Request: Every line below that holds the string "Ctrl" should be copied out.

Stored data:
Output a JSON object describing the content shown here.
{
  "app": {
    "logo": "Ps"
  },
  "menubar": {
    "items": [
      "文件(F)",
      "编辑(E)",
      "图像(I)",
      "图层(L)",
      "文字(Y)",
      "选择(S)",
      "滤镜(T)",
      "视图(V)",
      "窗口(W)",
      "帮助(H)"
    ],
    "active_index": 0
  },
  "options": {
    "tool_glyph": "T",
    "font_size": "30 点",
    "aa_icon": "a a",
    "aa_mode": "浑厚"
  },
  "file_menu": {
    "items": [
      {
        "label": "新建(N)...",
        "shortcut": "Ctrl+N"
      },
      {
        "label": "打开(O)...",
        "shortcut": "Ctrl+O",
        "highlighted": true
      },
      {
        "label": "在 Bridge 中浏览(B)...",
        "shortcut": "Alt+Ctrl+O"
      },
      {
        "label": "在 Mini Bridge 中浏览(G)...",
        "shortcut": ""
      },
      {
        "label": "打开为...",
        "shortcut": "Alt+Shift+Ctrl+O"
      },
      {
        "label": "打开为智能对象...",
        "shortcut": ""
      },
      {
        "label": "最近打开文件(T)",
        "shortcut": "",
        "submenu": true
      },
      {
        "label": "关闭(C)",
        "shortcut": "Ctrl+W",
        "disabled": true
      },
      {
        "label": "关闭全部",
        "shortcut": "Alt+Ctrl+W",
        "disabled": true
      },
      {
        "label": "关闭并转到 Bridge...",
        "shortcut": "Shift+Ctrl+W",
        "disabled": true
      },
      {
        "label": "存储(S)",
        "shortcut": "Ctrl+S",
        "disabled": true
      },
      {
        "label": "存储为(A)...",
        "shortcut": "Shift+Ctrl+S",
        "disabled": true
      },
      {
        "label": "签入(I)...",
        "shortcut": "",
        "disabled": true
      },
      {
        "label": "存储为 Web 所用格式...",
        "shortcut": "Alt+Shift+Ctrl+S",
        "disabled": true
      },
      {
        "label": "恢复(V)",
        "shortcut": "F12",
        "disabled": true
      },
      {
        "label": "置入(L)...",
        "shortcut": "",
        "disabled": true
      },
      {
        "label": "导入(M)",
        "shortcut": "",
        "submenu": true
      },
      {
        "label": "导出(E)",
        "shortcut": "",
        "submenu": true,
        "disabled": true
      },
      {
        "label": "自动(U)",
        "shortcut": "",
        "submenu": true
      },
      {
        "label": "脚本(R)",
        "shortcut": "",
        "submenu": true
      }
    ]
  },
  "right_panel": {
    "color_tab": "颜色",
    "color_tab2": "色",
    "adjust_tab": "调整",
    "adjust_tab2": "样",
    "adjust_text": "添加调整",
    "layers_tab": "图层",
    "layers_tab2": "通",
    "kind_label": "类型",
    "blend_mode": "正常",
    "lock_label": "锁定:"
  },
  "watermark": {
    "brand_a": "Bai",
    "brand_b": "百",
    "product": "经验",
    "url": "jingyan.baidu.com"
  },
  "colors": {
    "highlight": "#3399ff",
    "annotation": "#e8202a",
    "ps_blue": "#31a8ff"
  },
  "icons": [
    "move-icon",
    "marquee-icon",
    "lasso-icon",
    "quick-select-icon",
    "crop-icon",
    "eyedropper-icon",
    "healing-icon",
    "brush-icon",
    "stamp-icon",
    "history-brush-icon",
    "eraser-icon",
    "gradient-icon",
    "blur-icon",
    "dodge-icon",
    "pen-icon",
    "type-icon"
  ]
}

The response:
        "shortcut": "Ctrl+N"
        "shortcut": "Ctrl+O",
        "shortcut": "Alt+Ctrl+O"
        "shortcut": "Alt+Shift+Ctrl+O"
        "shortcut": "Ctrl+W",
        "shortcut": "Alt+Ctrl+W",
        "shortcut": "Shift+Ctrl+W",
        "shortcut": "Ctrl+S",
        "shortcut": "Shift+Ctrl+S",
        "shortcut": "Alt+Shift+Ctrl+S",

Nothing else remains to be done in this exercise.